··· Data for this exercise

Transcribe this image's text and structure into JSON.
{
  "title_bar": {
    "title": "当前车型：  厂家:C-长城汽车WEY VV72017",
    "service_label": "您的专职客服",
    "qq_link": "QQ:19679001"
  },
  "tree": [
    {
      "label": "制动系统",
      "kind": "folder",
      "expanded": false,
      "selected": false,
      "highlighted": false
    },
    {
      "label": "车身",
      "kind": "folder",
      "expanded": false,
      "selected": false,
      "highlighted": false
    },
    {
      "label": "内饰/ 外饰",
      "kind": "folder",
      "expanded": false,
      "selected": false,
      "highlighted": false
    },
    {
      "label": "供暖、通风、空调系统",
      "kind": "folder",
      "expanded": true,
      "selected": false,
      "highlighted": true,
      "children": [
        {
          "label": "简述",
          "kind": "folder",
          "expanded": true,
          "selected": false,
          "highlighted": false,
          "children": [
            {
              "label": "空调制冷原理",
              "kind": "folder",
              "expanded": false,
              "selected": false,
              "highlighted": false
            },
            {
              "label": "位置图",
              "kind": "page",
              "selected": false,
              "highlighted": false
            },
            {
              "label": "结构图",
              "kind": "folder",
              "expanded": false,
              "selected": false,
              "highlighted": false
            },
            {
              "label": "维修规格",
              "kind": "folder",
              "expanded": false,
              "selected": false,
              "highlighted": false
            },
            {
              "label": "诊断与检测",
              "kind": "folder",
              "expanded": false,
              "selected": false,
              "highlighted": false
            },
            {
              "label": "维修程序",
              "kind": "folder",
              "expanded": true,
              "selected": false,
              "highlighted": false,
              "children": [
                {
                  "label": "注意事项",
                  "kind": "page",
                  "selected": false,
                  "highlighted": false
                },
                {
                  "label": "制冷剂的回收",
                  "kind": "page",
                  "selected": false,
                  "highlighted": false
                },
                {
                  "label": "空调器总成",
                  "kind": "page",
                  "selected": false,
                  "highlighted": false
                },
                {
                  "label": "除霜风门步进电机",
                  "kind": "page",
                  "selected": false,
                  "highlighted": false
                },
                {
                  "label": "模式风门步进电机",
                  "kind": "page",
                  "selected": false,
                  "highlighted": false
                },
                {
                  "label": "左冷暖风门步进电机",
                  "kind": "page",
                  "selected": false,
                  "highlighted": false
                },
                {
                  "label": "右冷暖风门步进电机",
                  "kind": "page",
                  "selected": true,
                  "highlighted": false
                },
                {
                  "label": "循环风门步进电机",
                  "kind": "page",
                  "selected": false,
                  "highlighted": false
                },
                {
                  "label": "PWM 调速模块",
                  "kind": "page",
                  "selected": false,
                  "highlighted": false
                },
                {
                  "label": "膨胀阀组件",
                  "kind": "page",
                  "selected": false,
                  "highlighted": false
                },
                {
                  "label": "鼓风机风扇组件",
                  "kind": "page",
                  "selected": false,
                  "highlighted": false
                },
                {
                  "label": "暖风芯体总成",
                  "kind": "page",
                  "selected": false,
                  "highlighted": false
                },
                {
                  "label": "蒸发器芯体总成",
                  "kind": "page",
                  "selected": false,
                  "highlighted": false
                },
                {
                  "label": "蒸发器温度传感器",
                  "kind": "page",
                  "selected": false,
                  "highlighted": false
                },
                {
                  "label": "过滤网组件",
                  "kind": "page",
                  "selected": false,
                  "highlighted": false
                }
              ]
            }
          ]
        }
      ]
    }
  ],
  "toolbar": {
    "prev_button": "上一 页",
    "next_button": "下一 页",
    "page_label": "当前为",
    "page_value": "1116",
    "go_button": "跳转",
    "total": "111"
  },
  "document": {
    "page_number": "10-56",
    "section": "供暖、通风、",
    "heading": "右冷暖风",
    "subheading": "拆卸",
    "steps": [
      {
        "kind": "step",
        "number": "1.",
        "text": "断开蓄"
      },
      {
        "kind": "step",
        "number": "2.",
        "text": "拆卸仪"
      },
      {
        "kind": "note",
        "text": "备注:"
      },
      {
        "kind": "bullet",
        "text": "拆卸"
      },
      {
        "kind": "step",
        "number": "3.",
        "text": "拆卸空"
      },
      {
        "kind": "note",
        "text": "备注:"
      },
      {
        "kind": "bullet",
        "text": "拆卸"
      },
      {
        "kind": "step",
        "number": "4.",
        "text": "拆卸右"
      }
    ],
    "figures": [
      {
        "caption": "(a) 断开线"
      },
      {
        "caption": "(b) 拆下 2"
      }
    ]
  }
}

······

__What you have to do__: From the records above, extract everything verbatim.

__Final result__:
Transcribe this image's text and structure into JSON.
{
  "title_bar": {
    "title": "当前车型：  厂家:C-长城汽车WEY VV72017",
    "service_label": "您的专职客服",
    "qq_link": "QQ:19679001"
  },
  "tree": [
    {
      "label": "制动系统",
      "kind": "folder",
      "expanded": false,
      "selected": false,
      "highlighted": false
    },
    {
      "label": "车身",
      "kind": "folder",
      "expanded": false,
      "selected": false,
      "highlighted": false
    },
    {
      "label": "内饰/ 外饰",
      "kind": "folder",
      "expanded": false,
      "selected": false,
      "highlighted": false
    },
    {
      "label": "供暖、通风、空调系统",
      "kind": "folder",
      "expanded": true,
      "selected": false,
      "highlighted": true,
      "children": [
        {
          "label": "简述",
          "kind": "folder",
          "expanded": true,
          "selected": false,
          "highlighted": false,
          "children": [
            {
              "label": "空调制冷原理",
              "kind": "folder",
              "expanded": false,
              "selected": false,
              "highlighted": false
            },
            {
              "label": "位置图",
              "kind": "page",
              "selected": false,
              "highlighted": false
            },
            {
              "label": "结构图",
              "kind": "folder",
              "expanded": false,
              "selected": false,
              "highlighted": false
            },
            {
              "label": "维修规格",
              "kind": "folder",
              "expanded": false,
              "selected": false,
              "highlighted": false
            },
            {
              "label": "诊断与检测",
              "kind": "folder",
              "expanded": false,
              "selected": false,
              "highlighted": false
            },
            {
              "label": "维修程序",
              "kind": "folder",
              "expanded": true,
              "selected": false,
              "highlighted": false,
              "children": [
                {
                  "label": "注意事项",
                  "kind": "page",
                  "selected": false,
                  "highlighted": false
                },
                {
                  "label": "制冷剂的回收",
                  "kind": "page",
                  "selected": false,
                  "highlighted": false
                },
                {
                  "label": "空调器总成",
                  "kind": "page",
                  "selected": false,
                  "highlighted": false
                },
                {
                  "label": "除霜风门步进电机",
                  "kind": "page",
                  "selected": false,
                  "highlighted": false
                },
                {
                  "label": "模式风门步进电机",
                  "kind": "page",
                  "selected": false,
                  "highlighted": false
                },
                {
                  "label": "左冷暖风门步进电机",
                  "kind": "page",
                  "selected": false,
                  "highlighted": false
                },
                {
                  "label": "右冷暖风门步进电机",
                  "kind": "page",
                  "selected": true,
                  "highlighted": false
                },
                {
                  "label": "循环风门步进电机",
                  "kind": "page",
                  "selected": false,
                  "highlighted": false
                },
                {
                  "label": "PWM 调速模块",
                  "kind": "page",
                  "selected": false,
                  "highlighted": false
                },
                {
                  "label": "膨胀阀组件",
                  "kind": "page",
                  "selected": false,
                  "highlighted": false
                },
                {
                  "label": "鼓风机风扇组件",
                  "kind": "page",
                  "selected": false,
                  "highlighted": false
                },
                {
                  "label": "暖风芯体总成",
                  "kind": "page",
                  "selected": false,
                  "highlighted": false
                },
                {
                  "label": "蒸发器芯体总成",
                  "kind": "page",
                  "selected": false,
                  "highlighted": false
                },
                {
                  "label": "蒸发器温度传感器",
                  "kind": "page",
                  "selected": false,
                  "highlighted": false
                },
                {
                  "label": "过滤网组件",
                  "kind": "page",
                  "selected": false,
                  "highlighted": false
                }
              ]
            }
          ]
        }
      ]
    }
  ],
  "toolbar": {
    "prev_button": "上一 页",
    "next_button": "下一 页",
    "page_label": "当前为",
    "page_value": "1116",
    "go_button": "跳转",
    "total": "111"
  },
  "document": {
    "page_number": "10-56",
    "section": "供暖、通风、",
    "heading": "右冷暖风",
    "subheading": "拆卸",
    "steps": [
      {
        "kind": "step",
        "number": "1.",
        "text": "断开蓄"
      },
      {
        "kind": "step",
        "number": "2.",
        "text": "拆卸仪"
      },
      {
        "kind": "note",
        "text": "备注:"
      },
      {
        "kind": "bullet",
        "text": "拆卸"
      },
      {
        "kind": "step",
        "number": "3.",
        "text": "拆卸空"
      },
      {
        "kind": "note",
        "text": "备注:"
      },
      {
        "kind": "bullet",
        "text": "拆卸"
      },
      {
        "kind": "step",
        "number": "4.",
        "text": "拆卸右"
      }
    ],
    "figures": [
      {
        "caption": "(a) 断开线"
      },
      {
        "caption": "(b) 拆下 2"
      }
    ]
  }
}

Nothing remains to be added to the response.